Provided material ->
++++++
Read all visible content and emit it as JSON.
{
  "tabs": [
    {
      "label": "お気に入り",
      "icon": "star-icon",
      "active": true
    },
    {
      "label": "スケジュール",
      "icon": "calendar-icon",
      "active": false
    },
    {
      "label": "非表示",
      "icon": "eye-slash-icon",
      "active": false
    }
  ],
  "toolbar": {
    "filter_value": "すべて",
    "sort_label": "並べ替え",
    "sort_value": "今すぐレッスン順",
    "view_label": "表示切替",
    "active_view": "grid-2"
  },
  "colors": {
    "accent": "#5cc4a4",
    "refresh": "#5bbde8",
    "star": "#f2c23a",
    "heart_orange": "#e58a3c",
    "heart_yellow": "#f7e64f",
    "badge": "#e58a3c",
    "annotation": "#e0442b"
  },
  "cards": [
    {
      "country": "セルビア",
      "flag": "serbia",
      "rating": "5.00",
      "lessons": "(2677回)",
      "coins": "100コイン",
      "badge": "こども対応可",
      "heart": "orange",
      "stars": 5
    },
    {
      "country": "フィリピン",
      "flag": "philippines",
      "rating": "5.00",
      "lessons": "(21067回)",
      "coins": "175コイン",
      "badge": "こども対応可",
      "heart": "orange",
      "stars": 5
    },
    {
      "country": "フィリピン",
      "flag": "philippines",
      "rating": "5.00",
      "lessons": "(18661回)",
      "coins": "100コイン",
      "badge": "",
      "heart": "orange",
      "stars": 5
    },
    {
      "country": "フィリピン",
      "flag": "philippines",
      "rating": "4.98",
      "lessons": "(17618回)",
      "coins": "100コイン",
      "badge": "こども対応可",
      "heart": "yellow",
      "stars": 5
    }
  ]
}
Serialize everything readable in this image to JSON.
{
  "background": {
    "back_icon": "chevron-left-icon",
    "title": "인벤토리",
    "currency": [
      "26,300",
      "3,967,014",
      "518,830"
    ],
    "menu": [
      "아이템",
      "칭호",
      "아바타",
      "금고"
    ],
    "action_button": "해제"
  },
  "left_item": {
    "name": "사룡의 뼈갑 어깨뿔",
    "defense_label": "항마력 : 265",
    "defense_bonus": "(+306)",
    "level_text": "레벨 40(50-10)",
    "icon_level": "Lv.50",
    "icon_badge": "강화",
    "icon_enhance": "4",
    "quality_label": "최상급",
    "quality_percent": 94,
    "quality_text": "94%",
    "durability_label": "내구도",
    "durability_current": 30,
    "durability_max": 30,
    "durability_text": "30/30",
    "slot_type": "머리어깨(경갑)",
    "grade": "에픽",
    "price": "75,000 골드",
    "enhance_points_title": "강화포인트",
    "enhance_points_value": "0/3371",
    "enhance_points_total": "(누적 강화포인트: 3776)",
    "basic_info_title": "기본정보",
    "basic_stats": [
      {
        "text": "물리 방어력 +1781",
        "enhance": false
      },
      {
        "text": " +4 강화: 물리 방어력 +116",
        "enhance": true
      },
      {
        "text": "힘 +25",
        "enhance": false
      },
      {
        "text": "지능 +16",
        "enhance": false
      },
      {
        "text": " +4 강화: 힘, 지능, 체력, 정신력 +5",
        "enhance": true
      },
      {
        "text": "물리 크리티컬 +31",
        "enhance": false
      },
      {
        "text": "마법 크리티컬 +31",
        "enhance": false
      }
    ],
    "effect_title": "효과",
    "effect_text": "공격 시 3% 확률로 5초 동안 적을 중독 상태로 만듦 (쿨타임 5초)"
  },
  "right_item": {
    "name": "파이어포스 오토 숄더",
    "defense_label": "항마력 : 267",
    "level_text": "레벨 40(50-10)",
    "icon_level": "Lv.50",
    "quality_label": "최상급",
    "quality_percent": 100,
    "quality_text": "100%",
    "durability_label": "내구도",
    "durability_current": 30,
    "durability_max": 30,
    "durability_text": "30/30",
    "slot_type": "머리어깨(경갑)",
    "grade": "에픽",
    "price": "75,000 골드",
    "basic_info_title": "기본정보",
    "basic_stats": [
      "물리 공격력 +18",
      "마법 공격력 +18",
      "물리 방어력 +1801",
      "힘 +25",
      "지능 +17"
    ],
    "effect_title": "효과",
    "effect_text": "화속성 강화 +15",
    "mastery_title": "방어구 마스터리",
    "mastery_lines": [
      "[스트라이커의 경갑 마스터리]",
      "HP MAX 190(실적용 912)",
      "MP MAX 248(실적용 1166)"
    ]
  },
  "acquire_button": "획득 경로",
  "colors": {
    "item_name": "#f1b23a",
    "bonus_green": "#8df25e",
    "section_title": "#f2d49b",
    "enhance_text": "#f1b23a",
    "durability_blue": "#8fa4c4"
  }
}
++++++
What to produce ->
Copy out each record, keeping every word as it is.

Answer below ->
Read all visible content and emit it as JSON.
{
  "tabs": [
    {
      "label": "お気に入り",
      "icon": "star-icon",
      "active": true
    },
    {
      "label": "スケジュール",
      "icon": "calendar-icon",
      "active": false
    },
    {
      "label": "非表示",
      "icon": "eye-slash-icon",
      "active": false
    }
  ],
  "toolbar": {
    "filter_value": "すべて",
    "sort_label": "並べ替え",
    "sort_value": "今すぐレッスン順",
    "view_label": "表示切替",
    "active_view": "grid-2"
  },
  "colors": {
    "accent": "#5cc4a4",
    "refresh": "#5bbde8",
    "star": "#f2c23a",
    "heart_orange": "#e58a3c",
    "heart_yellow": "#f7e64f",
    "badge": "#e58a3c",
    "annotation": "#e0442b"
  },
  "cards": [
    {
      "country": "セルビア",
      "flag": "serbia",
      "rating": "5.00",
      "lessons": "(2677回)",
      "coins": "100コイン",
      "badge": "こども対応可",
      "heart": "orange",
      "stars": 5
    },
    {
      "country": "フィリピン",
      "flag": "philippines",
      "rating": "5.00",
      "lessons": "(21067回)",
      "coins": "175コイン",
      "badge": "こども対応可",
      "heart": "orange",
      "stars": 5
    },
    {
      "country": "フィリピン",
      "flag": "philippines",
      "rating": "5.00",
      "lessons": "(18661回)",
      "coins": "100コイン",
      "badge": "",
      "heart": "orange",
      "stars": 5
    },
    {
      "country": "フィリピン",
      "flag": "philippines",
      "rating": "4.98",
      "lessons": "(17618回)",
      "coins": "100コイン",
      "badge": "こども対応可",
      "heart": "yellow",
      "stars": 5
    }
  ]
}
Serialize everything readable in this image to JSON.
{
  "background": {
    "back_icon": "chevron-left-icon",
    "title": "인벤토리",
    "currency": [
      "26,300",
      "3,967,014",
      "518,830"
    ],
    "menu": [
      "아이템",
      "칭호",
      "아바타",
      "금고"
    ],
    "action_button": "해제"
  },
  "left_item": {
    "name": "사룡의 뼈갑 어깨뿔",
    "defense_label": "항마력 : 265",
    "defense_bonus": "(+306)",
    "level_text": "레벨 40(50-10)",
    "icon_level": "Lv.50",
    "icon_badge": "강화",
    "icon_enhance": "4",
    "quality_label": "최상급",
    "quality_percent": 94,
    "quality_text": "94%",
    "durability_label": "내구도",
    "durability_current": 30,
    "durability_max": 30,
    "durability_text": "30/30",
    "slot_type": "머리어깨(경갑)",
    "grade": "에픽",
    "price": "75,000 골드",
    "enhance_points_title": "강화포인트",
    "enhance_points_value": "0/3371",
    "enhance_points_total": "(누적 강화포인트: 3776)",
    "basic_info_title": "기본정보",
    "basic_stats": [
      {
        "text": "물리 방어력 +1781",
        "enhance": false
      },
      {
        "text": " +4 강화: 물리 방어력 +116",
        "enhance": true
      },
      {
        "text": "힘 +25",
        "enhance": false
      },
      {
        "text": "지능 +16",
        "enhance": false
      },
      {
        "text": " +4 강화: 힘, 지능, 체력, 정신력 +5",
        "enhance": true
      },
      {
        "text": "물리 크리티컬 +31",
        "enhance": false
      },
      {
        "text": "마법 크리티컬 +31",
        "enhance": false
      }
    ],
    "effect_title": "효과",
    "effect_text": "공격 시 3% 확률로 5초 동안 적을 중독 상태로 만듦 (쿨타임 5초)"
  },
  "right_item": {
    "name": "파이어포스 오토 숄더",
    "defense_label": "항마력 : 267",
    "level_text": "레벨 40(50-10)",
    "icon_level": "Lv.50",
    "quality_label": "최상급",
    "quality_percent": 100,
    "quality_text": "100%",
    "durability_label": "내구도",
    "durability_current": 30,
    "durability_max": 30,
    "durability_text": "30/30",
    "slot_type": "머리어깨(경갑)",
    "grade": "에픽",
    "price": "75,000 골드",
    "basic_info_title": "기본정보",
    "basic_stats": [
      "물리 공격력 +18",
      "마법 공격력 +18",
      "물리 방어력 +1801",
      "힘 +25",
      "지능 +17"
    ],
    "effect_title": "효과",
    "effect_text": "화속성 강화 +15",
    "mastery_title": "방어구 마스터리",
    "mastery_lines": [
      "[스트라이커의 경갑 마스터리]",
      "HP MAX 190(실적용 912)",
      "MP MAX 248(실적용 1166)"
    ]
  },
  "acquire_button": "획득 경로",
  "colors": {
    "item_name": "#f1b23a",
    "bonus_green": "#8df25e",
    "section_title": "#f2d49b",
    "enhance_text": "#f1b23a",
    "durability_blue": "#8fa4c4"
  }
}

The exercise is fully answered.